▶ [What is needed] Each entry below is to be printed verbatim.

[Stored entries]
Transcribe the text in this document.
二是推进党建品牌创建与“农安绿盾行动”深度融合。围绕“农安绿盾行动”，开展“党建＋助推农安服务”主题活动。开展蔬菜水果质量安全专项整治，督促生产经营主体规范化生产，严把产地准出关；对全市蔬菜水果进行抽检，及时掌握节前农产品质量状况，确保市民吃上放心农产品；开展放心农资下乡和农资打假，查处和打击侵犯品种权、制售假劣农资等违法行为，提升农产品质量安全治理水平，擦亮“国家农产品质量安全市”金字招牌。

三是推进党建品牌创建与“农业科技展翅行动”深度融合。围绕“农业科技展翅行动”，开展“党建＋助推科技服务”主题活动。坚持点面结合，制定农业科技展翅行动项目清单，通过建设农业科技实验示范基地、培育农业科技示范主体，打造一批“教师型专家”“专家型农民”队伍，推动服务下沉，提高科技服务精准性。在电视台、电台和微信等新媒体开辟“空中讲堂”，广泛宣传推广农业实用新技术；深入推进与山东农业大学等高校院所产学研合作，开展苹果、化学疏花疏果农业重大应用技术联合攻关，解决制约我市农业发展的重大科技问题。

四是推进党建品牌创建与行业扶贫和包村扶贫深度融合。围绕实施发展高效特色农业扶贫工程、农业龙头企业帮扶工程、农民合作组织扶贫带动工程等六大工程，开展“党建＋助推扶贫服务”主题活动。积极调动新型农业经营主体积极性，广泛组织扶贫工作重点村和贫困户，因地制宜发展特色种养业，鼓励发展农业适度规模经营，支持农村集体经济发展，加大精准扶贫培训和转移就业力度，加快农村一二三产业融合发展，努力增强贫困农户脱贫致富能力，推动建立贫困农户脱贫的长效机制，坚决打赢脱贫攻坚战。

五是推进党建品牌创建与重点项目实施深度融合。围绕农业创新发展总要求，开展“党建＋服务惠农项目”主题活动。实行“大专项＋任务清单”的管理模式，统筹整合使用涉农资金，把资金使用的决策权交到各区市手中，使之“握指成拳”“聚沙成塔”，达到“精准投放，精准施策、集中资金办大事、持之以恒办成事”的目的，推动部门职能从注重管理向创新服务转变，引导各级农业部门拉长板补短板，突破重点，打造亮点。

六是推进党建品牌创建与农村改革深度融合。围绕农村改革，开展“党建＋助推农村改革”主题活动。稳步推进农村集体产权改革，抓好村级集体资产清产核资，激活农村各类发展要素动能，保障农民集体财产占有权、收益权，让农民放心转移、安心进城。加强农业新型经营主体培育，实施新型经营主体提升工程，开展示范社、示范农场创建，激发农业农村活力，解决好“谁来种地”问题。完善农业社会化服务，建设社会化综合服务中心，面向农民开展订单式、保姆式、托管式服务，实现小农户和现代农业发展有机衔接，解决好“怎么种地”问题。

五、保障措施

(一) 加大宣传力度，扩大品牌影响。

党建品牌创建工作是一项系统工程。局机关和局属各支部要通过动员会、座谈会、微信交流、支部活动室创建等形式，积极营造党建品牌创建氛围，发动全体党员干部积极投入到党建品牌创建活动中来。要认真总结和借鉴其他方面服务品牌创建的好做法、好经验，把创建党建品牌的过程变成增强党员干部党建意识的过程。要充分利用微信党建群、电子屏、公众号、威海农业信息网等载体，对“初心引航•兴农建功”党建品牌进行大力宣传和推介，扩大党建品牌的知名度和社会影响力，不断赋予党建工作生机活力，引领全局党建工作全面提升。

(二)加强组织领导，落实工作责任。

▶ [Finished exercise]
Transcribe the text in this document.
二是推进党建品牌创建与“农安绿盾行动”深度融合。围绕“农安绿盾行动”，开展“党建＋助推农安服务”主题活动。开展蔬菜水果质量安全专项整治，督促生产经营主体规范化生产，严把产地准出关；对全市蔬菜水果进行抽检，及时掌握节前农产品质量状况，确保市民吃上放心农产品；开展放心农资下乡和农资打假，查处和打击侵犯品种权、制售假劣农资等违法行为，提升农产品质量安全治理水平，擦亮“国家农产品质量安全市”金字招牌。

三是推进党建品牌创建与“农业科技展翅行动”深度融合。围绕“农业科技展翅行动”，开展“党建＋助推科技服务”主题活动。坚持点面结合，制定农业科技展翅行动项目清单，通过建设农业科技实验示范基地、培育农业科技示范主体，打造一批“教师型专家”“专家型农民”队伍，推动服务下沉，提高科技服务精准性。在电视台、电台和微信等新媒体开辟“空中讲堂”，广泛宣传推广农业实用新技术；深入推进与山东农业大学等高校院所产学研合作，开展苹果、化学疏花疏果农业重大应用技术联合攻关，解决制约我市农业发展的重大科技问题。

四是推进党建品牌创建与行业扶贫和包村扶贫深度融合。围绕实施发展高效特色农业扶贫工程、农业龙头企业帮扶工程、农民合作组织扶贫带动工程等六大工程，开展“党建＋助推扶贫服务”主题活动。积极调动新型农业经营主体积极性，广泛组织扶贫工作重点村和贫困户，因地制宜发展特色种养业，鼓励发展农业适度规模经营，支持农村集体经济发展，加大精准扶贫培训和转移就业力度，加快农村一二三产业融合发展，努力增强贫困农户脱贫致富能力，推动建立贫困农户脱贫的长效机制，坚决打赢脱贫攻坚战。

五是推进党建品牌创建与重点项目实施深度融合。围绕农业创新发展总要求，开展“党建＋服务惠农项目”主题活动。实行“大专项＋任务清单”的管理模式，统筹整合使用涉农资金，把资金使用的决策权交到各区市手中，使之“握指成拳”“聚沙成塔”，达到“精准投放，精准施策、集中资金办大事、持之以恒办成事”的目的，推动部门职能从注重管理向创新服务转变，引导各级农业部门拉长板补短板，突破重点，打造亮点。

六是推进党建品牌创建与农村改革深度融合。围绕农村改革，开展“党建＋助推农村改革”主题活动。稳步推进农村集体产权改革，抓好村级集体资产清产核资，激活农村各类发展要素动能，保障农民集体财产占有权、收益权，让农民放心转移、安心进城。加强农业新型经营主体培育，实施新型经营主体提升工程，开展示范社、示范农场创建，激发农业农村活力，解决好“谁来种地”问题。完善农业社会化服务，建设社会化综合服务中心，面向农民开展订单式、保姆式、托管式服务，实现小农户和现代农业发展有机衔接，解决好“怎么种地”问题。

五、保障措施

(一) 加大宣传力度，扩大品牌影响。

党建品牌创建工作是一项系统工程。局机关和局属各支部要通过动员会、座谈会、微信交流、支部活动室创建等形式，积极营造党建品牌创建氛围，发动全体党员干部积极投入到党建品牌创建活动中来。要认真总结和借鉴其他方面服务品牌创建的好做法、好经验，把创建党建品牌的过程变成增强党员干部党建意识的过程。要充分利用微信党建群、电子屏、公众号、威海农业信息网等载体，对“初心引航•兴农建功”党建品牌进行大力宣传和推介，扩大党建品牌的知名度和社会影响力，不断赋予党建工作生机活力，引领全局党建工作全面提升。

(二)加强组织领导，落实工作责任。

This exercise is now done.